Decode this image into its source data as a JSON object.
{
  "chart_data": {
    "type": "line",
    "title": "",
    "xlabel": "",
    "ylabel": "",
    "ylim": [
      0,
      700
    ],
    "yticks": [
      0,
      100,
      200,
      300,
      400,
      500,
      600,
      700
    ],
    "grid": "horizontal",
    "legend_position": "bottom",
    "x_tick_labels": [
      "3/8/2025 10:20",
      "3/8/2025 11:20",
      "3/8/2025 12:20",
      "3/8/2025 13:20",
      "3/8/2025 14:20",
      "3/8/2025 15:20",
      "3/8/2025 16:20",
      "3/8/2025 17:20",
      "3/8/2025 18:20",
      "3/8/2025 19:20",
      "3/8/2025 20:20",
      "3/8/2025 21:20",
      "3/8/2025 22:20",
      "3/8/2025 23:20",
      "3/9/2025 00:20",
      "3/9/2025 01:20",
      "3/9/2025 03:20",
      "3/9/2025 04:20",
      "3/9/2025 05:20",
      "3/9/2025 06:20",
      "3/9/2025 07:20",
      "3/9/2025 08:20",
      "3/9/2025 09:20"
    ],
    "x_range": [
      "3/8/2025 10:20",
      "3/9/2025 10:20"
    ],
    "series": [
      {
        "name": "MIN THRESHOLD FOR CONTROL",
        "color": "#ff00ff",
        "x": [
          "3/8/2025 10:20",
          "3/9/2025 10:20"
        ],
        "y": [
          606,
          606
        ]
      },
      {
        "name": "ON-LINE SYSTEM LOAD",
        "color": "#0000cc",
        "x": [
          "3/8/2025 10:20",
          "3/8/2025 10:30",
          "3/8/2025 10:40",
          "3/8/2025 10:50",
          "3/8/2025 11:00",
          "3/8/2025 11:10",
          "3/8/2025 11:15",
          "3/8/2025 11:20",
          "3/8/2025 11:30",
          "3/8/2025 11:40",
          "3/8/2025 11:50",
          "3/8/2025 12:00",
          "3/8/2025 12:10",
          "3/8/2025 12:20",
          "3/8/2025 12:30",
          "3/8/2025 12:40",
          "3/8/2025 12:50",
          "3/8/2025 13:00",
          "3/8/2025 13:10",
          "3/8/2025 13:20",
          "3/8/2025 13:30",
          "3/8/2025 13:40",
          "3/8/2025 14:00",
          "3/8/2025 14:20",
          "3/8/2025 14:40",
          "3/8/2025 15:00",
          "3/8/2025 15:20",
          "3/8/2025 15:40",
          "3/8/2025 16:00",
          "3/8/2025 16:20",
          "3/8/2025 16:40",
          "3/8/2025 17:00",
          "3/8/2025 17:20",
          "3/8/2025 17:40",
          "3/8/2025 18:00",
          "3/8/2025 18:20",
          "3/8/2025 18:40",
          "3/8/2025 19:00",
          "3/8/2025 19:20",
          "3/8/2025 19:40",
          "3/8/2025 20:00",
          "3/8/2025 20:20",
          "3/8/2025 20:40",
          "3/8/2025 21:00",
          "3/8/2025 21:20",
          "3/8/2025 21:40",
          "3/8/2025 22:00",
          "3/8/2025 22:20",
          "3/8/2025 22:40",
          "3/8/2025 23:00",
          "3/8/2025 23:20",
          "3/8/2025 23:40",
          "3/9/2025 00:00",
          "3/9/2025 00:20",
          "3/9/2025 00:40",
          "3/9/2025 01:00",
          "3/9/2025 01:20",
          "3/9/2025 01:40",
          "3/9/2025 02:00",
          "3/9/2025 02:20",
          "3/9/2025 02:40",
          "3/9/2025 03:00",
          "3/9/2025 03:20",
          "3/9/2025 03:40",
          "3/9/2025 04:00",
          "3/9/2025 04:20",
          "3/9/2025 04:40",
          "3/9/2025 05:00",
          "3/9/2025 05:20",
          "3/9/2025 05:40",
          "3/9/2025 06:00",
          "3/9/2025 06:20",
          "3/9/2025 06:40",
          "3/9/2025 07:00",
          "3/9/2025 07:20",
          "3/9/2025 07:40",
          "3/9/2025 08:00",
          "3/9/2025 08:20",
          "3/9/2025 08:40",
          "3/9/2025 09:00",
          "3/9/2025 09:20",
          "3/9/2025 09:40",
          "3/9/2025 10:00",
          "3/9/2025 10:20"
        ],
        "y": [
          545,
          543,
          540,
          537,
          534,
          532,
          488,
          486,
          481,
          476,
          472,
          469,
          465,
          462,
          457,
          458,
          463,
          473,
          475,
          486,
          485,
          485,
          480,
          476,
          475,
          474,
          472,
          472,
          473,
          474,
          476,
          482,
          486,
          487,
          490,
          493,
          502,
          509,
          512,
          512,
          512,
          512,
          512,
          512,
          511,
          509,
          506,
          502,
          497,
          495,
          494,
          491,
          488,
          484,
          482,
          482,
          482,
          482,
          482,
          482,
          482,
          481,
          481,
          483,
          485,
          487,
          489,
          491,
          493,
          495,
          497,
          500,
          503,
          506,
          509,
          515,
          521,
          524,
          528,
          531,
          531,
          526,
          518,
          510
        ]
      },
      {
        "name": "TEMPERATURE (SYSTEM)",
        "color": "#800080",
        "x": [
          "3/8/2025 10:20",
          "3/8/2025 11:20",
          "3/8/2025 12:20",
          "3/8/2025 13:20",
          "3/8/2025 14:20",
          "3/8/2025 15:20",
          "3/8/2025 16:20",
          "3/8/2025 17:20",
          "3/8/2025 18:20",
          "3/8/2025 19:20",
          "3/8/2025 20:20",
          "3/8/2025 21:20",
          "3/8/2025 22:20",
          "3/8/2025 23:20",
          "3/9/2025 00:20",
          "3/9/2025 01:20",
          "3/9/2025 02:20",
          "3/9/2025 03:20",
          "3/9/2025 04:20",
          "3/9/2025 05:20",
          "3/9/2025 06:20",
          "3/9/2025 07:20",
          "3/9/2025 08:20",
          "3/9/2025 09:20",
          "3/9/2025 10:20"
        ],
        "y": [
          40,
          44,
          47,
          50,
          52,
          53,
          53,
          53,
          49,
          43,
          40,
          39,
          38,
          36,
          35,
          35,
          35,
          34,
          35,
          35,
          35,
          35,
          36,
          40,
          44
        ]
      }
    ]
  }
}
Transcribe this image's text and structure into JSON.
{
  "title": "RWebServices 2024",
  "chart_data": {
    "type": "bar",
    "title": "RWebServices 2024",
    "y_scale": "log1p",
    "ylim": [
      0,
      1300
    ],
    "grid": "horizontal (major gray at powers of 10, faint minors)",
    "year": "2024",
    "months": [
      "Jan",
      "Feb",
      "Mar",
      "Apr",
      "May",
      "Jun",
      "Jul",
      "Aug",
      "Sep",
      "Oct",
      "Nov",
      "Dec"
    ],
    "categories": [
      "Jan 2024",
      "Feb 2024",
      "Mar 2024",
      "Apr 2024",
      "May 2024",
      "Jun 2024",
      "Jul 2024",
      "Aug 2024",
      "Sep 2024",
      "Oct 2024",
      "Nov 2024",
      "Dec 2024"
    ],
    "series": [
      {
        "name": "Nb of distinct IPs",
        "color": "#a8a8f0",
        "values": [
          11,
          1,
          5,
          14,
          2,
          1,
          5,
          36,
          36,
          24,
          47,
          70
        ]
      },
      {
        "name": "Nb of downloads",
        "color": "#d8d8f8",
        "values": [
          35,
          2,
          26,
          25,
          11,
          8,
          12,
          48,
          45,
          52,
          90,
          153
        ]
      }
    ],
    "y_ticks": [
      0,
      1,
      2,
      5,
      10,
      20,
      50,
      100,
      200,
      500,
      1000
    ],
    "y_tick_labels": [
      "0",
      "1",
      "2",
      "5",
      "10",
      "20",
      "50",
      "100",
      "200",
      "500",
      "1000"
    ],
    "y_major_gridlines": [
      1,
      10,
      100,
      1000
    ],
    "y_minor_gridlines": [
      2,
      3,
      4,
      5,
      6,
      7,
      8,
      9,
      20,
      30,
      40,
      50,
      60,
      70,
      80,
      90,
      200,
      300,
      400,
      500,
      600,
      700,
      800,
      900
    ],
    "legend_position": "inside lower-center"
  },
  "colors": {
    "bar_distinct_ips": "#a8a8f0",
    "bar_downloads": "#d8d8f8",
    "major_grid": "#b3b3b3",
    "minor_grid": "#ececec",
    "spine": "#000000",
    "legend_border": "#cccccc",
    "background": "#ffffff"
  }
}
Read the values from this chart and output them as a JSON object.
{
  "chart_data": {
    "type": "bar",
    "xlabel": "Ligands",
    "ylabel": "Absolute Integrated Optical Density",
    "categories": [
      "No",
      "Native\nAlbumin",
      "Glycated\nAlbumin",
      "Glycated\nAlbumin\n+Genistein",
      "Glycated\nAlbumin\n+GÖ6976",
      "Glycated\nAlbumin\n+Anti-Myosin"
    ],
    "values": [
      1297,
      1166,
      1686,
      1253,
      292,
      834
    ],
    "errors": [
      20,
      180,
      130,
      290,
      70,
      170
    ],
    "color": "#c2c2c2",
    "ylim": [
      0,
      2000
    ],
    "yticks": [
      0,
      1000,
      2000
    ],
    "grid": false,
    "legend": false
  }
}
───
Given instruction.
Look through the data above. Find each line with the string "Glycated" and copy it.

Result of this task.
      "Glycated\nAlbumin",
      "Glycated\nAlbumin\n+Genistein",
      "Glycated\nAlbumin\n+GÖ6976",
      "Glycated\nAlbumin\n+Anti-Myosin"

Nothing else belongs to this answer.